Collection entries:
--- BEGIN ---
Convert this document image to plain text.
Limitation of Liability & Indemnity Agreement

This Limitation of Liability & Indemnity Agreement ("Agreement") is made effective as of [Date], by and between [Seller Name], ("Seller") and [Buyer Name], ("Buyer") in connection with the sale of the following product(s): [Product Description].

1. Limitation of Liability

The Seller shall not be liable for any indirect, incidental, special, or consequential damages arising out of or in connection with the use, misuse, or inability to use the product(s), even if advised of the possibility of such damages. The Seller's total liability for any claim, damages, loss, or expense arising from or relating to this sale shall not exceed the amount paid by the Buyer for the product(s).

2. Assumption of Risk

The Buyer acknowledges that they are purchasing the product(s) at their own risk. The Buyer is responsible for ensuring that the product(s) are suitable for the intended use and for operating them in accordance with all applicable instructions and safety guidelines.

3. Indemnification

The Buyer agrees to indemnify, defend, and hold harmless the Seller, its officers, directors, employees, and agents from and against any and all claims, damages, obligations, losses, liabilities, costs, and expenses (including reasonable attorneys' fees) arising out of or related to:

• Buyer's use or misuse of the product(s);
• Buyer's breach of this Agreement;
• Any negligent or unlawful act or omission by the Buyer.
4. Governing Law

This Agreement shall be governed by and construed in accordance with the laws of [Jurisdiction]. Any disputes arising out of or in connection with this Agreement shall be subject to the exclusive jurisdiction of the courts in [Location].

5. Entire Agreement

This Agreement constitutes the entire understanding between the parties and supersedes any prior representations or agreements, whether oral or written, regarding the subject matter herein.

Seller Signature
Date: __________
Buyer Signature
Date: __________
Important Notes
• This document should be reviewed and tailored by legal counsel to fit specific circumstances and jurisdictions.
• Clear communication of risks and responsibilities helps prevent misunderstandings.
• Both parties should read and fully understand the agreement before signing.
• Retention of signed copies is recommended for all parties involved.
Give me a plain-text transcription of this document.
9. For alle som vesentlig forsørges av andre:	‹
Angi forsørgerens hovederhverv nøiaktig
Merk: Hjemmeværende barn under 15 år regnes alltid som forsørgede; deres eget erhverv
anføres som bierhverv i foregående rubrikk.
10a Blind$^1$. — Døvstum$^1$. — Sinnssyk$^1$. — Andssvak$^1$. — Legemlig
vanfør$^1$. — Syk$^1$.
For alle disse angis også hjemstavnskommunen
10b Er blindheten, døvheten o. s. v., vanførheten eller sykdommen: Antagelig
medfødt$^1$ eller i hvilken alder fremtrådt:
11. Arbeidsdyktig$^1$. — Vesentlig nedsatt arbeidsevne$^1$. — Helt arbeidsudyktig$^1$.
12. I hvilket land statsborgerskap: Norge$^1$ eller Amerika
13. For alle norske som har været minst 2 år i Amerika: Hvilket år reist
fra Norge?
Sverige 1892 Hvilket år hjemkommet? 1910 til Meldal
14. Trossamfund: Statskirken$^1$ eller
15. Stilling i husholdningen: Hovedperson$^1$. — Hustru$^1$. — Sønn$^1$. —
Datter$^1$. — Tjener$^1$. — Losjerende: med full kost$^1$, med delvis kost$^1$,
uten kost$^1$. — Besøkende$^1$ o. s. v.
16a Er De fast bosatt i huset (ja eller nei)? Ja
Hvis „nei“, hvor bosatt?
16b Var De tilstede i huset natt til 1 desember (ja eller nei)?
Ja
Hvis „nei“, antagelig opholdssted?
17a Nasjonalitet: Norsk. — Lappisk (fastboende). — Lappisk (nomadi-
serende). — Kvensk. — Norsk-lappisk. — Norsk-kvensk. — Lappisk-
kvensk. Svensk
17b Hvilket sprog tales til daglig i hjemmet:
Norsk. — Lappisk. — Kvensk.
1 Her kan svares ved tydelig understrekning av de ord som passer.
--- END ---
Task statement. Identify the lines in the entries above that contain "Amerika", then copy them out.

Answer in full.
12. I hvilket land statsborgerskap: Norge$^1$ eller Amerika
13. For alle norske som har været minst 2 år i Amerika: Hvilket år reist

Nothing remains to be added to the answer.